Spatial layout entries
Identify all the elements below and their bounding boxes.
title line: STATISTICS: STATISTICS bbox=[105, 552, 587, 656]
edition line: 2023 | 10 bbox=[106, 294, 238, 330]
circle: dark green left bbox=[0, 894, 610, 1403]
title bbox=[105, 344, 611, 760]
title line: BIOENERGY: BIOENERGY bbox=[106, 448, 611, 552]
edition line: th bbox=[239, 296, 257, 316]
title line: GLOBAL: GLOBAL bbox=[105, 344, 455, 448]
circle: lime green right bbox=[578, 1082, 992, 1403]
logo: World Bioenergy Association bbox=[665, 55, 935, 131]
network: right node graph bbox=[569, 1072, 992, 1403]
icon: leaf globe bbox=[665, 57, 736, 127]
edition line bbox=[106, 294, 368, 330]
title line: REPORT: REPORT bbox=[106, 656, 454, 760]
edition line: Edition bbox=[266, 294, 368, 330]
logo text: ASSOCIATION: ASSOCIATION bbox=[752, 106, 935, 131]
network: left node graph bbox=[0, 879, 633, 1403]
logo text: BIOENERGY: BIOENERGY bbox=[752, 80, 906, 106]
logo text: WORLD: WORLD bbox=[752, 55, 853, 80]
* * *
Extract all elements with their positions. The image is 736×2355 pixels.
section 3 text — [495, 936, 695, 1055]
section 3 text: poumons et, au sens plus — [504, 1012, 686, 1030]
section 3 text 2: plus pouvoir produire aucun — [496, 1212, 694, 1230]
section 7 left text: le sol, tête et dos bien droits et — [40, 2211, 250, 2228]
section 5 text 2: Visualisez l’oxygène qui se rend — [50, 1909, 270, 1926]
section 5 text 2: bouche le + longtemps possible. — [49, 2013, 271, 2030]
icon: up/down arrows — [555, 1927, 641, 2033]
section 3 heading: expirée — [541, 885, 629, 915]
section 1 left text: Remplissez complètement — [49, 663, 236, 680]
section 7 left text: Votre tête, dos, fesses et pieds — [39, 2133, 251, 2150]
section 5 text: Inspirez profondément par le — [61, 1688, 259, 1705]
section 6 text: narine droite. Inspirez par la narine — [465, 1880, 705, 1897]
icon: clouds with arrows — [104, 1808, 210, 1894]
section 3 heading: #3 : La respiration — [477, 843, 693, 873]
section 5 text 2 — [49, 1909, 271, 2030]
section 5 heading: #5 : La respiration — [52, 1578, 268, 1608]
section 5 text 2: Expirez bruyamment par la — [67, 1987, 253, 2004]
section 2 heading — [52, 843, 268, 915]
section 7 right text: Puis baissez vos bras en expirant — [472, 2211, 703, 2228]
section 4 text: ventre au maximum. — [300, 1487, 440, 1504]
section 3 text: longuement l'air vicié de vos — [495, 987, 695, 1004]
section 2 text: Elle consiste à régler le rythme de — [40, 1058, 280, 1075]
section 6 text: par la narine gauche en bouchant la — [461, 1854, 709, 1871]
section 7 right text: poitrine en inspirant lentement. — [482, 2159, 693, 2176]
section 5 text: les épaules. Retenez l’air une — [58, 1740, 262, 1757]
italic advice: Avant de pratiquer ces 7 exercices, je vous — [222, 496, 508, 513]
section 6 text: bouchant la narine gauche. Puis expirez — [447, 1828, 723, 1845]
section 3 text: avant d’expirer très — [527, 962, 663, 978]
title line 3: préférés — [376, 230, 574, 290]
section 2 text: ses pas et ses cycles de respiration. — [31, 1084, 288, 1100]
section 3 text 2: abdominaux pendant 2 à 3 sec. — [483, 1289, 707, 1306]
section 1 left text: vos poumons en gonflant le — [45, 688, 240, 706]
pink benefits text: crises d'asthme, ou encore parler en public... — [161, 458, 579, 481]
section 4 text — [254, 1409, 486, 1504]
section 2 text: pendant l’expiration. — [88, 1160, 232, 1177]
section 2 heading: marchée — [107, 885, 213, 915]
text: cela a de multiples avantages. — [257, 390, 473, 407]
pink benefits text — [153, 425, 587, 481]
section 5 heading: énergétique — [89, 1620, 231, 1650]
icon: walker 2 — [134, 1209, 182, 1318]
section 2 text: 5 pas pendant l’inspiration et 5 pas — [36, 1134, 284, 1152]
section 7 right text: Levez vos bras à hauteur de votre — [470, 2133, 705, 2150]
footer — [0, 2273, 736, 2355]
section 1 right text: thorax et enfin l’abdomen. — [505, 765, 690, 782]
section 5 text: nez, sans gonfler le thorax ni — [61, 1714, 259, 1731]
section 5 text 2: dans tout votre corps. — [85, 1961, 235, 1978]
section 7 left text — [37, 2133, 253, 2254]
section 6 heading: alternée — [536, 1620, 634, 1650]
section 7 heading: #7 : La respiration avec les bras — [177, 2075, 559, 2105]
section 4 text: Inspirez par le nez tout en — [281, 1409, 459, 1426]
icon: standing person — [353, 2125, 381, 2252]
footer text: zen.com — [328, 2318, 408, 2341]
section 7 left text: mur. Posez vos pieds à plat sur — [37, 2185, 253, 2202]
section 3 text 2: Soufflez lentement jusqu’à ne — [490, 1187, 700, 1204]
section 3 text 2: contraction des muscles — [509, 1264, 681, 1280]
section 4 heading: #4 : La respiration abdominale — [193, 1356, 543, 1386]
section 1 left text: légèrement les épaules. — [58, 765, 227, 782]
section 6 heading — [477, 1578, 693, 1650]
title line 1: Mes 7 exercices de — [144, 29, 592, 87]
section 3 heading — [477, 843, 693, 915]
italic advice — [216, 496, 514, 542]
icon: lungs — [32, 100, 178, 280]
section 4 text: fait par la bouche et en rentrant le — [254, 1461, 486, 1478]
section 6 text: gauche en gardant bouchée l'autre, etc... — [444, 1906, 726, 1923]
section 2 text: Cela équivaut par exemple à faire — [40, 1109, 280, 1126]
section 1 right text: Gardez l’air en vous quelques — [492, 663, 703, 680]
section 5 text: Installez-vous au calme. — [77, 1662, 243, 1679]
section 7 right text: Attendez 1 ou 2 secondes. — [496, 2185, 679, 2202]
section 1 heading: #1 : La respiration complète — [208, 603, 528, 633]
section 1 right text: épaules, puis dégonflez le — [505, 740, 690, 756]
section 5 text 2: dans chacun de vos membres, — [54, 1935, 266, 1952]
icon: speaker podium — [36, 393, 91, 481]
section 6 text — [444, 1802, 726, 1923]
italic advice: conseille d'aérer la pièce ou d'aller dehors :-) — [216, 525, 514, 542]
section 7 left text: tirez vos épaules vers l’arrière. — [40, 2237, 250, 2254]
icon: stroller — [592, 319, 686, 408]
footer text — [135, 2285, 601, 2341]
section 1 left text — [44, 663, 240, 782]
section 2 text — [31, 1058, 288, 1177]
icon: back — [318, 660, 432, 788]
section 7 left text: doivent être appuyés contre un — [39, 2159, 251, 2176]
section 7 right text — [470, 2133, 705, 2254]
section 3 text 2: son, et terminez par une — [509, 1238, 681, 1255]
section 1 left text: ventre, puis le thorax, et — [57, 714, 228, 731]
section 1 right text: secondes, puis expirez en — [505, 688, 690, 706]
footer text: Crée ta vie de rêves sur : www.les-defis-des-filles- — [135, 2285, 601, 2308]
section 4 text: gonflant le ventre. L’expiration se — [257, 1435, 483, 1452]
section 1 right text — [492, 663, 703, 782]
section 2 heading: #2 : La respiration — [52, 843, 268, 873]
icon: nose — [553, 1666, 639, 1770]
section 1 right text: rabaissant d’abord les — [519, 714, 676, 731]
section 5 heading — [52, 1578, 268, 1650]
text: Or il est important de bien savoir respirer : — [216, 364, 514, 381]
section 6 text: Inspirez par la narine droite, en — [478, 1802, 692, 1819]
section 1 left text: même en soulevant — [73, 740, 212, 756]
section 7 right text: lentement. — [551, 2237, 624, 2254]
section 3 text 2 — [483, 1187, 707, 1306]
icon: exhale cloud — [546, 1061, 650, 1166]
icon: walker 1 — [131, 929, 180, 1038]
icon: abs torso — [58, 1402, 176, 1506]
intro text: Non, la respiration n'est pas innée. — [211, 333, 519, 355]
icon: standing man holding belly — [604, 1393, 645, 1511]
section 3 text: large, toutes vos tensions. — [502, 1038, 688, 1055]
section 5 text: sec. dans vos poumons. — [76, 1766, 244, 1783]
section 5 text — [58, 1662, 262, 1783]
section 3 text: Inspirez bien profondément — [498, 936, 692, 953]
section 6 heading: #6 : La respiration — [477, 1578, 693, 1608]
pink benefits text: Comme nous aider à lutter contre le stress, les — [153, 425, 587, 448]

* Written instruction
Retype the lines from the one containing "Identify all the" through the one containing "logo text: ASSOCIATION: ASSOCIATION", reproducing each precisely.

* Solution to this exercise
Identify all the elements below and their bounding boxes.
title line: STATISTICS: STATISTICS bbox=[105, 552, 587, 656]
edition line: 2023 | 10 bbox=[106, 294, 238, 330]
circle: dark green left bbox=[0, 894, 610, 1403]
title bbox=[105, 344, 611, 760]
title line: BIOENERGY: BIOENERGY bbox=[106, 448, 611, 552]
edition line: th bbox=[239, 296, 257, 316]
title line: GLOBAL: GLOBAL bbox=[105, 344, 455, 448]
circle: lime green right bbox=[578, 1082, 992, 1403]
logo: World Bioenergy Association bbox=[665, 55, 935, 131]
network: right node graph bbox=[569, 1072, 992, 1403]
icon: leaf globe bbox=[665, 57, 736, 127]
edition line bbox=[106, 294, 368, 330]
title line: REPORT: REPORT bbox=[106, 656, 454, 760]
edition line: Edition bbox=[266, 294, 368, 330]
logo text: ASSOCIATION: ASSOCIATION bbox=[752, 106, 935, 131]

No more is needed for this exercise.